* Start STORED ROWS *
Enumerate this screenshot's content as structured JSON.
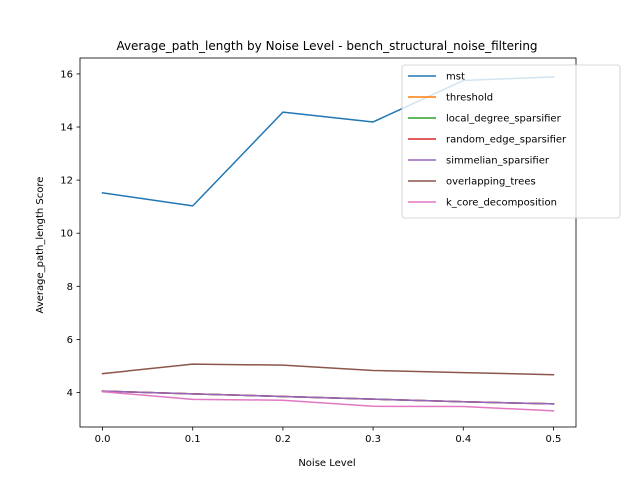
{
  "chart_data": {
    "type": "line",
    "title": "Average_path_length by Noise Level - bench_structural_noise_filtering",
    "xlabel": "Noise Level",
    "ylabel": "Average_path_length Score",
    "x": [
      0.0,
      0.1,
      0.2,
      0.3,
      0.4,
      0.5
    ],
    "x_ticks": [
      "0.0",
      "0.1",
      "0.2",
      "0.3",
      "0.4",
      "0.5"
    ],
    "y_ticks": [
      "4",
      "6",
      "8",
      "10",
      "12",
      "14",
      "16"
    ],
    "xlim": [
      -0.025,
      0.525
    ],
    "ylim": [
      2.7,
      16.6
    ],
    "grid": false,
    "legend_position": "upper right",
    "series": [
      {
        "name": "mst",
        "color": "#1f77b4",
        "values": [
          11.52,
          11.03,
          14.56,
          14.19,
          15.75,
          15.89
        ]
      },
      {
        "name": "threshold",
        "color": "#ff7f0e",
        "values": [
          4.05,
          3.95,
          3.85,
          3.75,
          3.65,
          3.57
        ]
      },
      {
        "name": "local_degree_sparsifier",
        "color": "#2ca02c",
        "values": [
          4.05,
          3.95,
          3.85,
          3.75,
          3.65,
          3.57
        ]
      },
      {
        "name": "random_edge_sparsifier",
        "color": "#d62728",
        "values": [
          4.05,
          3.95,
          3.85,
          3.75,
          3.65,
          3.57
        ]
      },
      {
        "name": "simmelian_sparsifier",
        "color": "#9467bd",
        "values": [
          4.05,
          3.95,
          3.85,
          3.75,
          3.65,
          3.57
        ]
      },
      {
        "name": "overlapping_trees",
        "color": "#8c564b",
        "values": [
          4.71,
          5.07,
          5.03,
          4.83,
          4.75,
          4.67
        ]
      },
      {
        "name": "k_core_decomposition",
        "color": "#e377c2",
        "values": [
          4.03,
          3.74,
          3.71,
          3.48,
          3.47,
          3.31
        ]
      }
    ]
  }
}
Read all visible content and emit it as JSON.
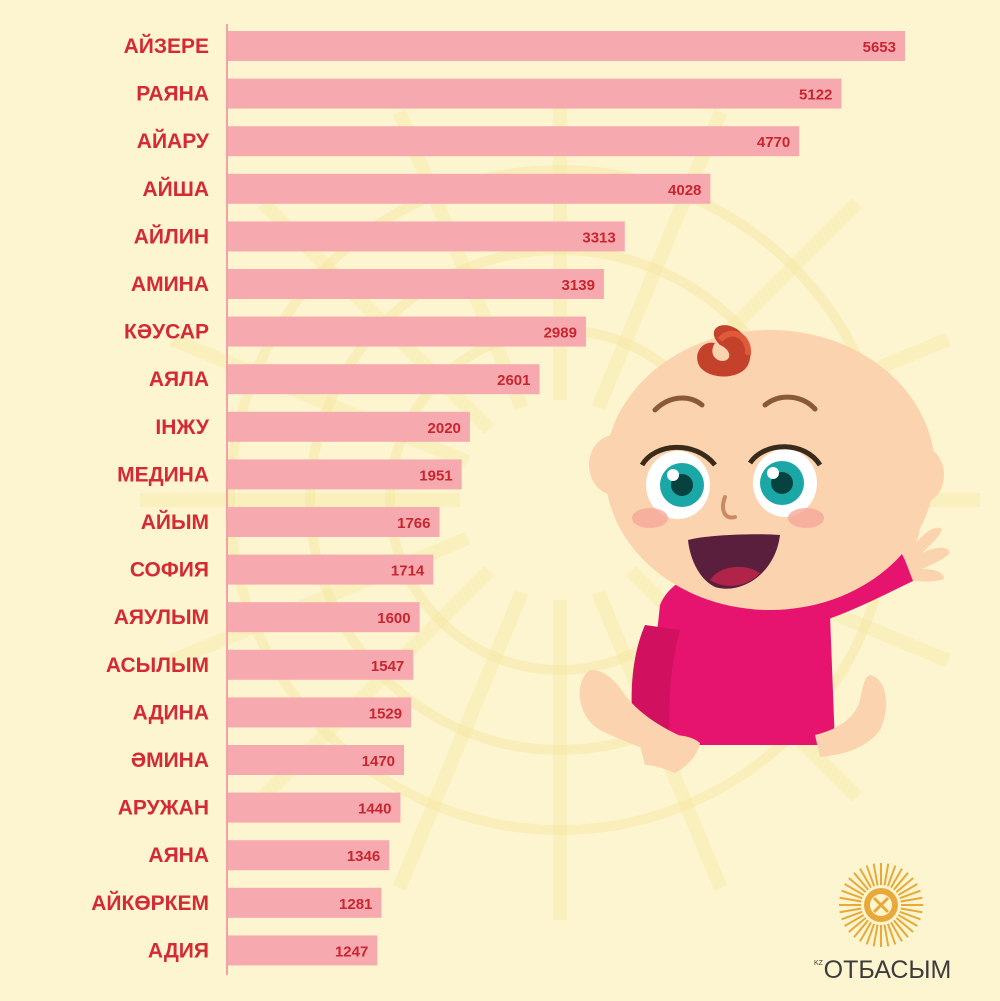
{
  "chart_data": {
    "type": "bar",
    "orientation": "horizontal",
    "categories": [
      "АЙЗЕРЕ",
      "РАЯНА",
      "АЙАРУ",
      "АЙША",
      "АЙЛИН",
      "АМИНА",
      "КӘУСАР",
      "АЯЛА",
      "ІНЖУ",
      "МЕДИНА",
      "АЙЫМ",
      "СОФИЯ",
      "АЯУЛЫМ",
      "АСЫЛЫМ",
      "АДИНА",
      "ӘМИНА",
      "АРУЖАН",
      "АЯНА",
      "АЙКӨРКЕМ",
      "АДИЯ"
    ],
    "values": [
      5653,
      5122,
      4770,
      4028,
      3313,
      3139,
      2989,
      2601,
      2020,
      1951,
      1766,
      1714,
      1600,
      1547,
      1529,
      1470,
      1440,
      1346,
      1281,
      1247
    ],
    "value_labels": [
      "5653",
      "5122",
      "4770",
      "4028",
      "3313",
      "3139",
      "2989",
      "2601",
      "2020",
      "1951",
      "1766",
      "1714",
      "1600",
      "1547",
      "1529",
      "1470",
      "1440",
      "1346",
      "1281",
      "1247"
    ],
    "xlim": [
      0,
      5653
    ],
    "grid": false,
    "legend": "none",
    "colors": {
      "bar": "#f7a9b0",
      "label": "#d42a35",
      "value": "#c8262f",
      "axis": "#f4a0a8",
      "background": "#fdf5cf"
    }
  },
  "logo": {
    "text": "ОТБАСЫМ",
    "kz": "KZ",
    "icon": "sun-ornament-icon"
  },
  "illustration": {
    "icon": "waving-baby-illustration"
  }
}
* End STORED ROWS *
Each line of the data should be quoted exactly, with pictures left out.

Enumerate this screenshot's content as structured JSON.
{
  "chart_data": {
    "type": "line",
    "title": "Average_path_length by Noise Level - bench_structural_noise_filtering",
    "xlabel": "Noise Level",
    "ylabel": "Average_path_length Score",
    "x": [
      0.0,
      0.1,
      0.2,
      0.3,
      0.4,
      0.5
    ],
    "x_ticks": [
      "0.0",
      "0.1",
      "0.2",
      "0.3",
      "0.4",
      "0.5"
    ],
    "y_ticks": [
      "4",
      "6",
      "8",
      "10",
      "12",
      "14",
      "16"
    ],
    "xlim": [
      -0.025,
      0.525
    ],
    "ylim": [
      2.7,
      16.6
    ],
    "grid": false,
    "legend_position": "upper right",
    "series": [
      {
        "name": "mst",
        "color": "#1f77b4",
        "values": [
          11.52,
          11.03,
          14.56,
          14.19,
          15.75,
          15.89
        ]
      },
      {
        "name": "threshold",
        "color": "#ff7f0e",
        "values": [
          4.05,
          3.95,
          3.85,
          3.75,
          3.65,
          3.57
        ]
      },
      {
        "name": "local_degree_sparsifier",
        "color": "#2ca02c",
        "values": [
          4.05,
          3.95,
          3.85,
          3.75,
          3.65,
          3.57
        ]
      },
      {
        "name": "random_edge_sparsifier",
        "color": "#d62728",
        "values": [
          4.05,
          3.95,
          3.85,
          3.75,
          3.65,
          3.57
        ]
      },
      {
        "name": "simmelian_sparsifier",
        "color": "#9467bd",
        "values": [
          4.05,
          3.95,
          3.85,
          3.75,
          3.65,
          3.57
        ]
      },
      {
        "name": "overlapping_trees",
        "color": "#8c564b",
        "values": [
          4.71,
          5.07,
          5.03,
          4.83,
          4.75,
          4.67
        ]
      },
      {
        "name": "k_core_decomposition",
        "color": "#e377c2",
        "values": [
          4.03,
          3.74,
          3.71,
          3.48,
          3.47,
          3.31
        ]
      }
    ]
  }
}
Read all visible content and emit it as JSON.
{
  "chart_data": {
    "type": "bar",
    "orientation": "horizontal",
    "categories": [
      "АЙЗЕРЕ",
      "РАЯНА",
      "АЙАРУ",
      "АЙША",
      "АЙЛИН",
      "АМИНА",
      "КӘУСАР",
      "АЯЛА",
      "ІНЖУ",
      "МЕДИНА",
      "АЙЫМ",
      "СОФИЯ",
      "АЯУЛЫМ",
      "АСЫЛЫМ",
      "АДИНА",
      "ӘМИНА",
      "АРУЖАН",
      "АЯНА",
      "АЙКӨРКЕМ",
      "АДИЯ"
    ],
    "values": [
      5653,
      5122,
      4770,
      4028,
      3313,
      3139,
      2989,
      2601,
      2020,
      1951,
      1766,
      1714,
      1600,
      1547,
      1529,
      1470,
      1440,
      1346,
      1281,
      1247
    ],
    "value_labels": [
      "5653",
      "5122",
      "4770",
      "4028",
      "3313",
      "3139",
      "2989",
      "2601",
      "2020",
      "1951",
      "1766",
      "1714",
      "1600",
      "1547",
      "1529",
      "1470",
      "1440",
      "1346",
      "1281",
      "1247"
    ],
    "xlim": [
      0,
      5653
    ],
    "grid": false,
    "legend": "none",
    "colors": {
      "bar": "#f7a9b0",
      "label": "#d42a35",
      "value": "#c8262f",
      "axis": "#f4a0a8",
      "background": "#fdf5cf"
    }
  },
  "logo": {
    "text": "ОТБАСЫМ",
    "kz": "KZ",
    "icon": "sun-ornament-icon"
  },
  "illustration": {
    "icon": "waving-baby-illustration"
  }
}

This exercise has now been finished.